Start of Data for this exercise

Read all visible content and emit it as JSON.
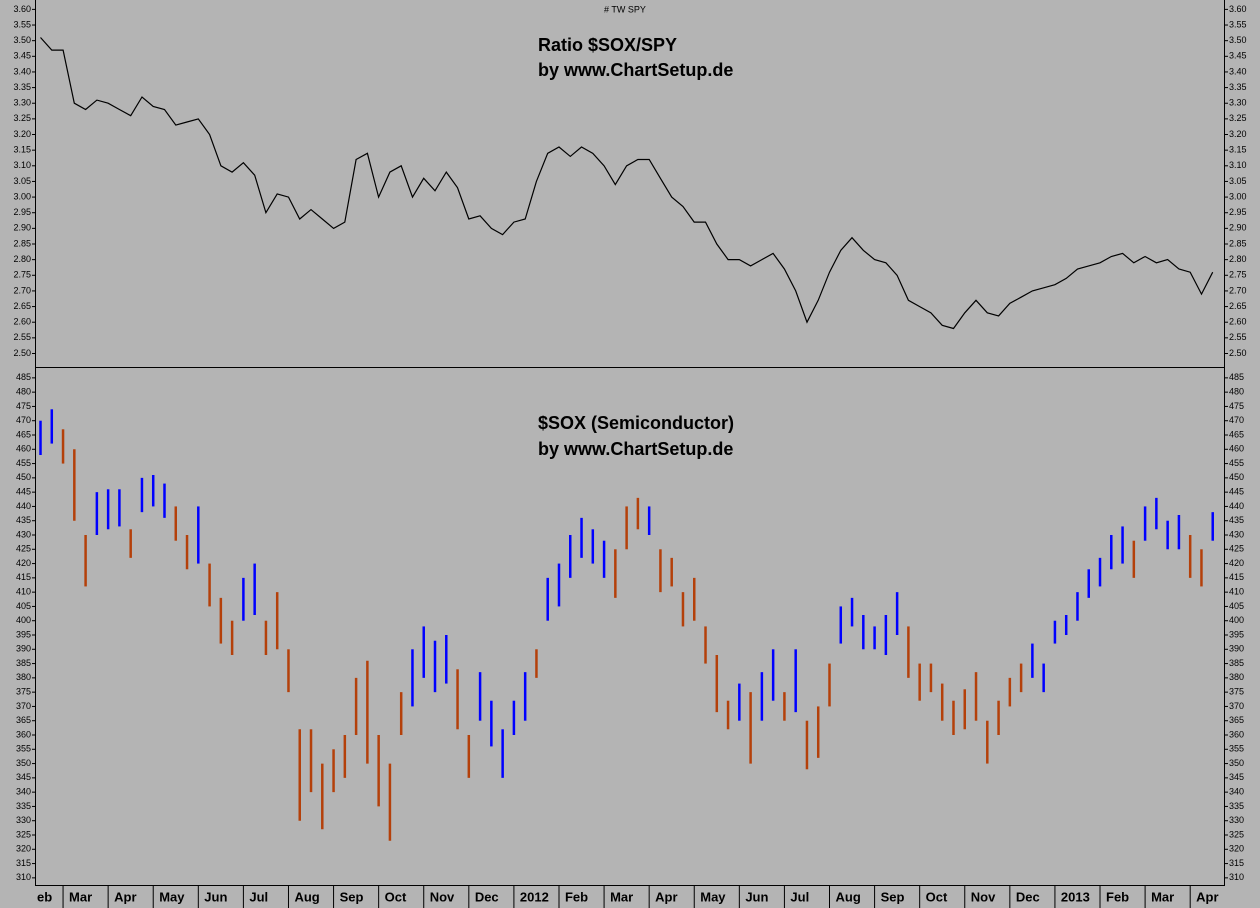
{
  "chart_data": [
    {
      "type": "line",
      "annotation": "#   TW SPY",
      "title": "Ratio $SOX/SPY",
      "subtitle": "by www.ChartSetup.de",
      "color": "#000000",
      "background": "#b4b4b4",
      "xlim": [
        0.4,
        26.75
      ],
      "x": [
        0.5,
        0.75,
        1,
        1.25,
        1.5,
        1.75,
        2,
        2.25,
        2.5,
        2.75,
        3,
        3.25,
        3.5,
        3.75,
        4,
        4.25,
        4.5,
        4.75,
        5,
        5.25,
        5.5,
        5.75,
        6,
        6.25,
        6.5,
        6.75,
        7,
        7.25,
        7.5,
        7.75,
        8,
        8.25,
        8.5,
        8.75,
        9,
        9.25,
        9.5,
        9.75,
        10,
        10.25,
        10.5,
        10.75,
        11,
        11.25,
        11.5,
        11.75,
        12,
        12.25,
        12.5,
        12.75,
        13,
        13.25,
        13.5,
        13.75,
        14,
        14.25,
        14.5,
        14.75,
        15,
        15.25,
        15.5,
        15.75,
        16,
        16.25,
        16.5,
        16.75,
        17,
        17.25,
        17.5,
        17.75,
        18,
        18.25,
        18.5,
        18.75,
        19,
        19.25,
        19.5,
        19.75,
        20,
        20.25,
        20.5,
        20.75,
        21,
        21.25,
        21.5,
        21.75,
        22,
        22.25,
        22.5,
        22.75,
        23,
        23.25,
        23.5,
        23.75,
        24,
        24.25,
        24.5,
        24.75,
        25,
        25.25,
        25.5,
        25.75,
        26,
        26.25,
        26.5
      ],
      "values": [
        3.51,
        3.47,
        3.47,
        3.3,
        3.28,
        3.31,
        3.3,
        3.28,
        3.26,
        3.32,
        3.29,
        3.28,
        3.23,
        3.24,
        3.25,
        3.2,
        3.1,
        3.08,
        3.11,
        3.07,
        2.95,
        3.01,
        3.0,
        2.93,
        2.96,
        2.93,
        2.9,
        2.92,
        3.12,
        3.14,
        3.0,
        3.08,
        3.1,
        3.0,
        3.06,
        3.02,
        3.08,
        3.03,
        2.93,
        2.94,
        2.9,
        2.88,
        2.92,
        2.93,
        3.05,
        3.14,
        3.16,
        3.13,
        3.16,
        3.14,
        3.1,
        3.04,
        3.1,
        3.12,
        3.12,
        3.06,
        3.0,
        2.97,
        2.92,
        2.92,
        2.85,
        2.8,
        2.8,
        2.78,
        2.8,
        2.82,
        2.77,
        2.7,
        2.6,
        2.67,
        2.76,
        2.83,
        2.87,
        2.83,
        2.8,
        2.79,
        2.75,
        2.67,
        2.65,
        2.63,
        2.59,
        2.58,
        2.63,
        2.67,
        2.63,
        2.62,
        2.66,
        2.68,
        2.7,
        2.71,
        2.72,
        2.74,
        2.77,
        2.78,
        2.79,
        2.81,
        2.82,
        2.79,
        2.81,
        2.79,
        2.8,
        2.77,
        2.76,
        2.69,
        2.76
      ],
      "ylim": [
        2.46,
        3.63
      ],
      "yticks": [
        {
          "value": 2.5,
          "label": "2.50"
        },
        {
          "value": 2.55,
          "label": "2.55"
        },
        {
          "value": 2.6,
          "label": "2.60"
        },
        {
          "value": 2.65,
          "label": "2.65"
        },
        {
          "value": 2.7,
          "label": "2.70"
        },
        {
          "value": 2.75,
          "label": "2.75"
        },
        {
          "value": 2.8,
          "label": "2.80"
        },
        {
          "value": 2.85,
          "label": "2.85"
        },
        {
          "value": 2.9,
          "label": "2.90"
        },
        {
          "value": 2.95,
          "label": "2.95"
        },
        {
          "value": 3.0,
          "label": "3.00"
        },
        {
          "value": 3.05,
          "label": "3.05"
        },
        {
          "value": 3.1,
          "label": "3.10"
        },
        {
          "value": 3.15,
          "label": "3.15"
        },
        {
          "value": 3.2,
          "label": "3.20"
        },
        {
          "value": 3.25,
          "label": "3.25"
        },
        {
          "value": 3.3,
          "label": "3.30"
        },
        {
          "value": 3.35,
          "label": "3.35"
        },
        {
          "value": 3.4,
          "label": "3.40"
        },
        {
          "value": 3.45,
          "label": "3.45"
        },
        {
          "value": 3.5,
          "label": "3.50"
        },
        {
          "value": 3.55,
          "label": "3.55"
        },
        {
          "value": 3.6,
          "label": "3.60"
        }
      ]
    },
    {
      "type": "hlbar",
      "title": "$SOX (Semiconductor)",
      "subtitle": "by www.ChartSetup.de",
      "background": "#b4b4b4",
      "palette": {
        "up": "#0000ff",
        "down": "#b4400a"
      },
      "xlim": [
        0.4,
        26.75
      ],
      "x": [
        0.5,
        0.75,
        1,
        1.25,
        1.5,
        1.75,
        2,
        2.25,
        2.5,
        2.75,
        3,
        3.25,
        3.5,
        3.75,
        4,
        4.25,
        4.5,
        4.75,
        5,
        5.25,
        5.5,
        5.75,
        6,
        6.25,
        6.5,
        6.75,
        7,
        7.25,
        7.5,
        7.75,
        8,
        8.25,
        8.5,
        8.75,
        9,
        9.25,
        9.5,
        9.75,
        10,
        10.25,
        10.5,
        10.75,
        11,
        11.25,
        11.5,
        11.75,
        12,
        12.25,
        12.5,
        12.75,
        13,
        13.25,
        13.5,
        13.75,
        14,
        14.25,
        14.5,
        14.75,
        15,
        15.25,
        15.5,
        15.75,
        16,
        16.25,
        16.5,
        16.75,
        17,
        17.25,
        17.5,
        17.75,
        18,
        18.25,
        18.5,
        18.75,
        19,
        19.25,
        19.5,
        19.75,
        20,
        20.25,
        20.5,
        20.75,
        21,
        21.25,
        21.5,
        21.75,
        22,
        22.25,
        22.5,
        22.75,
        23,
        23.25,
        23.5,
        23.75,
        24,
        24.25,
        24.5,
        24.75,
        25,
        25.25,
        25.5,
        25.75,
        26,
        26.25,
        26.5
      ],
      "high": [
        470,
        474,
        467,
        460,
        430,
        445,
        446,
        446,
        432,
        450,
        451,
        448,
        440,
        430,
        440,
        420,
        408,
        400,
        415,
        420,
        400,
        410,
        390,
        362,
        362,
        350,
        355,
        360,
        380,
        386,
        360,
        350,
        375,
        390,
        398,
        393,
        395,
        383,
        360,
        382,
        372,
        362,
        372,
        382,
        390,
        415,
        420,
        430,
        436,
        432,
        428,
        425,
        440,
        443,
        440,
        425,
        422,
        410,
        415,
        398,
        388,
        372,
        378,
        375,
        382,
        390,
        375,
        390,
        365,
        370,
        385,
        405,
        408,
        402,
        398,
        402,
        410,
        398,
        385,
        385,
        378,
        372,
        376,
        382,
        365,
        372,
        380,
        385,
        392,
        385,
        400,
        402,
        410,
        418,
        422,
        430,
        433,
        428,
        440,
        443,
        435,
        437,
        430,
        425,
        438
      ],
      "low": [
        458,
        462,
        455,
        435,
        412,
        430,
        432,
        433,
        422,
        438,
        440,
        436,
        428,
        418,
        420,
        405,
        392,
        388,
        400,
        402,
        388,
        390,
        375,
        330,
        340,
        327,
        340,
        345,
        360,
        350,
        335,
        323,
        360,
        370,
        380,
        375,
        378,
        362,
        345,
        365,
        356,
        345,
        360,
        365,
        380,
        400,
        405,
        415,
        422,
        420,
        415,
        408,
        425,
        432,
        430,
        410,
        412,
        398,
        400,
        385,
        368,
        362,
        365,
        350,
        365,
        372,
        365,
        368,
        348,
        352,
        370,
        392,
        398,
        390,
        390,
        388,
        395,
        380,
        372,
        375,
        365,
        360,
        362,
        365,
        350,
        360,
        370,
        375,
        380,
        375,
        392,
        395,
        400,
        408,
        412,
        418,
        420,
        415,
        428,
        432,
        425,
        425,
        415,
        412,
        428
      ],
      "trend": [
        "up",
        "up",
        "down",
        "down",
        "down",
        "up",
        "up",
        "up",
        "down",
        "up",
        "up",
        "up",
        "down",
        "down",
        "up",
        "down",
        "down",
        "down",
        "up",
        "up",
        "down",
        "down",
        "down",
        "down",
        "down",
        "down",
        "down",
        "down",
        "down",
        "down",
        "down",
        "down",
        "down",
        "up",
        "up",
        "up",
        "up",
        "down",
        "down",
        "up",
        "up",
        "up",
        "up",
        "up",
        "down",
        "up",
        "up",
        "up",
        "up",
        "up",
        "up",
        "down",
        "down",
        "down",
        "up",
        "down",
        "down",
        "down",
        "down",
        "down",
        "down",
        "down",
        "up",
        "down",
        "up",
        "up",
        "down",
        "up",
        "down",
        "down",
        "down",
        "up",
        "up",
        "up",
        "up",
        "up",
        "up",
        "down",
        "down",
        "down",
        "down",
        "down",
        "down",
        "down",
        "down",
        "down",
        "down",
        "down",
        "up",
        "up",
        "up",
        "up",
        "up",
        "up",
        "up",
        "up",
        "up",
        "down",
        "up",
        "up",
        "up",
        "up",
        "down",
        "down",
        "up"
      ],
      "ylim": [
        307.5,
        488.8
      ],
      "yticks": [
        310,
        315,
        320,
        325,
        330,
        335,
        340,
        345,
        350,
        355,
        360,
        365,
        370,
        375,
        380,
        385,
        390,
        395,
        400,
        405,
        410,
        415,
        420,
        425,
        430,
        435,
        440,
        445,
        450,
        455,
        460,
        465,
        470,
        475,
        480,
        485
      ],
      "xticks": [
        {
          "value": 0,
          "label": "eb"
        },
        {
          "value": 1,
          "label": "Mar"
        },
        {
          "value": 2,
          "label": "Apr"
        },
        {
          "value": 3,
          "label": "May"
        },
        {
          "value": 4,
          "label": "Jun"
        },
        {
          "value": 5,
          "label": "Jul"
        },
        {
          "value": 6,
          "label": "Aug"
        },
        {
          "value": 7,
          "label": "Sep"
        },
        {
          "value": 8,
          "label": "Oct"
        },
        {
          "value": 9,
          "label": "Nov"
        },
        {
          "value": 10,
          "label": "Dec"
        },
        {
          "value": 11,
          "label": "2012"
        },
        {
          "value": 12,
          "label": "Feb"
        },
        {
          "value": 13,
          "label": "Mar"
        },
        {
          "value": 14,
          "label": "Apr"
        },
        {
          "value": 15,
          "label": "May"
        },
        {
          "value": 16,
          "label": "Jun"
        },
        {
          "value": 17,
          "label": "Jul"
        },
        {
          "value": 18,
          "label": "Aug"
        },
        {
          "value": 19,
          "label": "Sep"
        },
        {
          "value": 20,
          "label": "Oct"
        },
        {
          "value": 21,
          "label": "Nov"
        },
        {
          "value": 22,
          "label": "Dec"
        },
        {
          "value": 23,
          "label": "2013"
        },
        {
          "value": 24,
          "label": "Feb"
        },
        {
          "value": 25,
          "label": "Mar"
        },
        {
          "value": 26,
          "label": "Apr"
        }
      ]
    }
  ]
}
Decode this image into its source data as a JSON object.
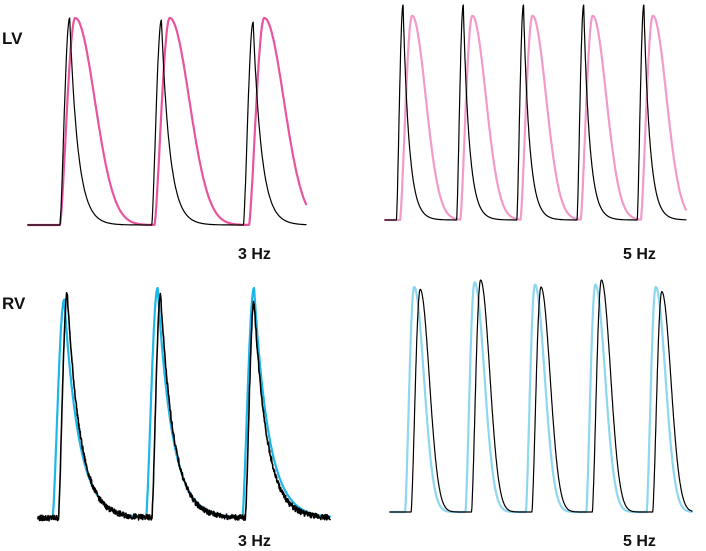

End of Data for this exercise

Look through the entries above and report each line where the string "JSON" occurs.

▸ **Complete output**
Read all visible content and emit it as JSON.
Decode this image into its source data as a JSON object.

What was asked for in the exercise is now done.